GIVEN TASK. Locate each line in the records containing "Diagnosed". Copy it.

Extracted data entries.
* start *
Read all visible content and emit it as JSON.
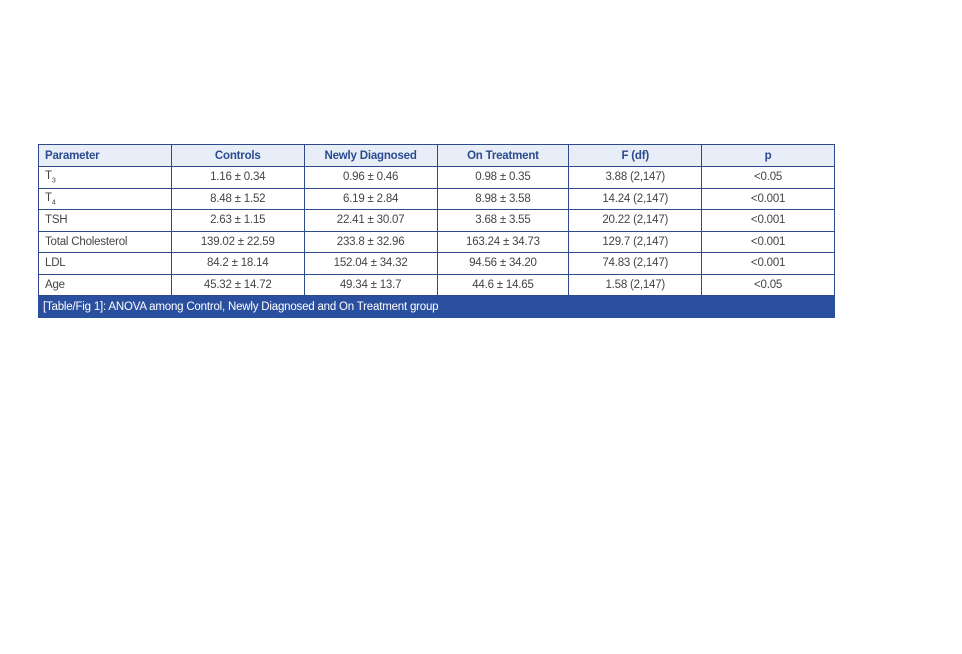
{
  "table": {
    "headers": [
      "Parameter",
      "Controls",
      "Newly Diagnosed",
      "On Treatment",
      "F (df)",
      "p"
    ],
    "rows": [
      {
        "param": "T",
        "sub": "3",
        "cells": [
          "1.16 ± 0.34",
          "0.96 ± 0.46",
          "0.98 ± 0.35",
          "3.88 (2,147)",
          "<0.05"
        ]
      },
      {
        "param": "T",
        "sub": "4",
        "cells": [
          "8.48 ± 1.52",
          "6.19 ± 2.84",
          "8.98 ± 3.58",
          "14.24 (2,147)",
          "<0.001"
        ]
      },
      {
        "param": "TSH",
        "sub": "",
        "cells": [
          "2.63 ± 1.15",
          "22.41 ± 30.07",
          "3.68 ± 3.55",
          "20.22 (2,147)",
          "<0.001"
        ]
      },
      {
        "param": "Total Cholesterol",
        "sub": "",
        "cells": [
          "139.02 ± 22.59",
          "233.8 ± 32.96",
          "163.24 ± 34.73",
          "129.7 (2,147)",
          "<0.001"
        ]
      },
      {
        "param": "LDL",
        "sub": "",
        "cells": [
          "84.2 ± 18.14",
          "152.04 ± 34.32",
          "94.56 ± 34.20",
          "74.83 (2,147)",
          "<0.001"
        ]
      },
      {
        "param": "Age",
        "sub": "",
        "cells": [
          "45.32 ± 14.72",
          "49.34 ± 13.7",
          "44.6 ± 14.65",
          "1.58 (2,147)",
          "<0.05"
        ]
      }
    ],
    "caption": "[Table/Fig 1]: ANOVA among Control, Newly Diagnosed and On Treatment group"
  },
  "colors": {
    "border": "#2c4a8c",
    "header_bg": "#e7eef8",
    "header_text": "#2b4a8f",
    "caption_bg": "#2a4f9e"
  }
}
* end *
* start *
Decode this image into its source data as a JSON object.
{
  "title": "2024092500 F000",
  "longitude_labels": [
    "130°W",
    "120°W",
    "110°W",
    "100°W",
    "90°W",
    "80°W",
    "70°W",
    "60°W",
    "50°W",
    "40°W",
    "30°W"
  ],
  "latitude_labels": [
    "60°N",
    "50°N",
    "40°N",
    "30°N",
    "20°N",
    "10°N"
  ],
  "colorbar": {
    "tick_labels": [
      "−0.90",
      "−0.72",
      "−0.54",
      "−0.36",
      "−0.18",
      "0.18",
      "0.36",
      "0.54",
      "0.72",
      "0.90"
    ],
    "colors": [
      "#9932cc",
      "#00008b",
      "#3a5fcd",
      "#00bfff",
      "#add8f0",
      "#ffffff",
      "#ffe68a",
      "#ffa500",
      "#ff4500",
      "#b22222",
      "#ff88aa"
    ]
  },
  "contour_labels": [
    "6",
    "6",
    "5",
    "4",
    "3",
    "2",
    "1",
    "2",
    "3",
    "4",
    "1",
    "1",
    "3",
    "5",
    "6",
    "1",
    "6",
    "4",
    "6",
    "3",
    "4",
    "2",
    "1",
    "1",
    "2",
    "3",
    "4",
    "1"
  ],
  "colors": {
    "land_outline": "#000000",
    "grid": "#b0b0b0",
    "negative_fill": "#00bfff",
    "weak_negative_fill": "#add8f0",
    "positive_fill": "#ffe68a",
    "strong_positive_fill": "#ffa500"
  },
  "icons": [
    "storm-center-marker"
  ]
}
* end *
FULL OUTPUT.
      "Newly Diagnosed",
    "caption": "[Table/Fig 1]: ANOVA among Control, Newly Diagnosed and On Treatment group"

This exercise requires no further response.